[Stored entries]
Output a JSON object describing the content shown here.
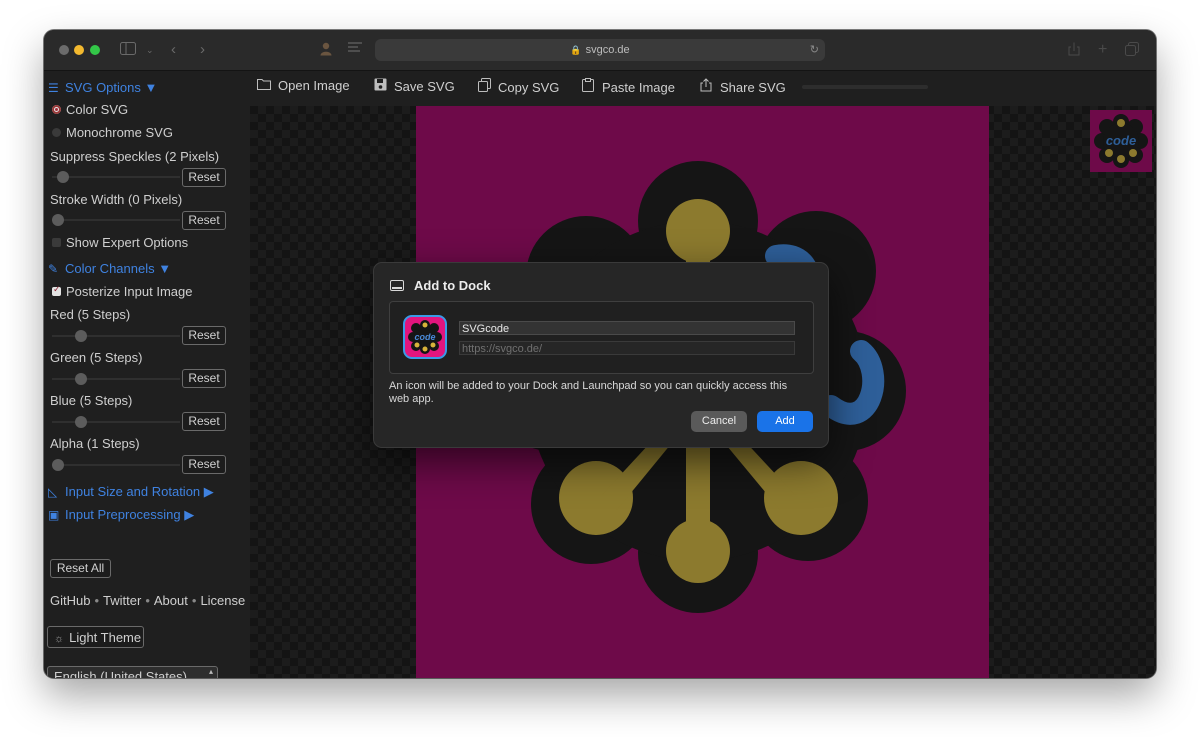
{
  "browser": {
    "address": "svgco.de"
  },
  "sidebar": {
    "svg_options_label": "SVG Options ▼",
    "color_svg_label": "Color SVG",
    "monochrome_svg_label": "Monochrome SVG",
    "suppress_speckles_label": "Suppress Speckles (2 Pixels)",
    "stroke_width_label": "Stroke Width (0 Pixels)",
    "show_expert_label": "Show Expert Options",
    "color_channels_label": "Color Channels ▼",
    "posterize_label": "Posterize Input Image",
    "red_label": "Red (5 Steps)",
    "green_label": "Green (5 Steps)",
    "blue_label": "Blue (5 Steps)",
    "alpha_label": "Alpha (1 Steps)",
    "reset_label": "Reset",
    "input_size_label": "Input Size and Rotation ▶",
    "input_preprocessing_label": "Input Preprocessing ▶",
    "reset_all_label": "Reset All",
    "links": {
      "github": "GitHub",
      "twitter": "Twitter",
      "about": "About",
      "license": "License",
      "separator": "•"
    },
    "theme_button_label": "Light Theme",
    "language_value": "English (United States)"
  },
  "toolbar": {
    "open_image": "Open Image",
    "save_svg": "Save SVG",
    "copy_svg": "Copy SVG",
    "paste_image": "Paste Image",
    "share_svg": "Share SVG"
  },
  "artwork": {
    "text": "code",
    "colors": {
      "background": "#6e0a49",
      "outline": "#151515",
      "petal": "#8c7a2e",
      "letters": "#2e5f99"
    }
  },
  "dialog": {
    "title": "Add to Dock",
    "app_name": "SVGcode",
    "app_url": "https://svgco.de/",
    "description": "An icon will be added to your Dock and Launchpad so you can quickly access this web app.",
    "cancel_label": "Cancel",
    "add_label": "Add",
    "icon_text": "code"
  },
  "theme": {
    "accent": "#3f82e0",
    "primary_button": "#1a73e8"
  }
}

**What to work on:** Return each line in the records that holds the string "Options".

**Written solution:**
    "svg_options_label": "SVG Options ▼",
    "show_expert_label": "Show Expert Options",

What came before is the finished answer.